• EXERCISE AIM: From the entries below, report how many lines contain the string "какой". Give only that number.

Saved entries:
_ _ _ _ _

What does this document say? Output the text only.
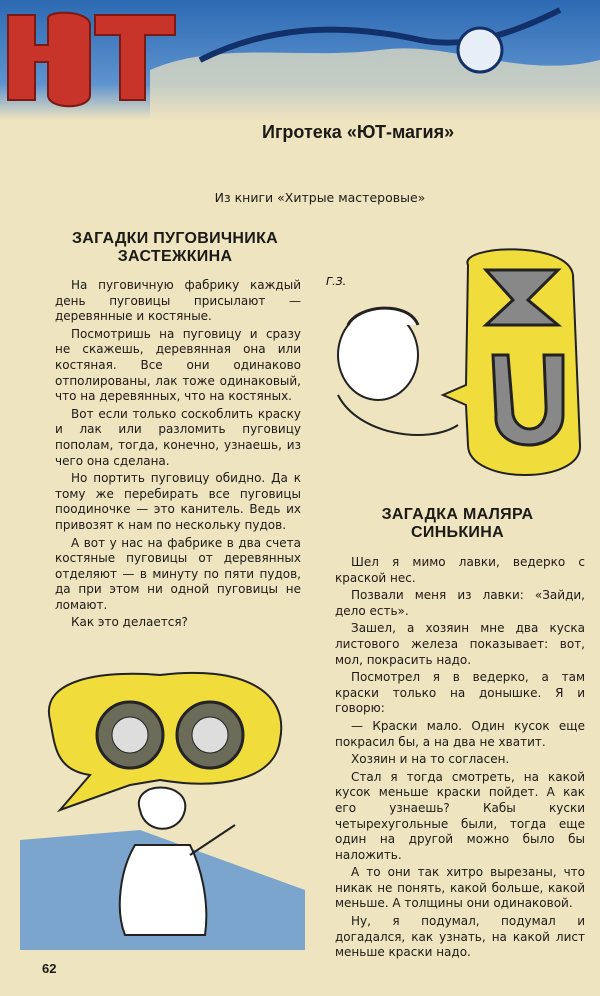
Игротека «ЮТ-магия»
Из книги «Хитрые мастеровые»
ЗАГАДКИ ПУГОВИЧНИКА
ЗАСТЕЖКИНА

На пуговичную фабрику каждый день пуговицы присылают — деревянные и костяные.

Посмотришь на пуговицу и сразу не скажешь, деревянная она или костяная. Все они одинаково отполированы, лак тоже одинаковый, что на деревянных, что на костяных.

Вот если только соскоблить краску и лак или разломить пуговицу пополам, тогда, конечно, узнаешь, из чего она сделана.

Но портить пуговицу обидно. Да к тому же перебирать все пуговицы поодиночке — это канитель. Ведь их привозят к нам по нескольку пудов.

А вот у нас на фабрике в два счета костяные пуговицы от деревянных отделяют — в минуту по пяти пудов, да при этом ни одной пуговицы не ломают.

Как это делается?

Г.З.
ЗАГАДКА МАЛЯРА
СИНЬКИНА

Шел я мимо лавки, ведерко с краской нес.

Позвали меня из лавки: «Зайди, дело есть».

Зашел, а хозяин мне два куска листового железа показывает: вот, мол, покрасить надо.

Посмотрел я в ведерко, а там краски только на донышке. Я и говорю:

— Краски мало. Один кусок еще покрасил бы, а на два не хватит.

Хозяин и на то согласен.

Стал я тогда смотреть, на какой кусок меньше краски пойдет. А как его узнаешь? Кабы куски четырехугольные были, тогда еще один на другой можно было бы наложить.

А то они так хитро вырезаны, что никак не понять, какой больше, какой меньше. А толщины они одинаковой.

Ну, я подумал, подумал и догадался, как узнать, на какой лист меньше краски надо.

62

_ _ _ _ _

• WRITTEN RESPONSE: 3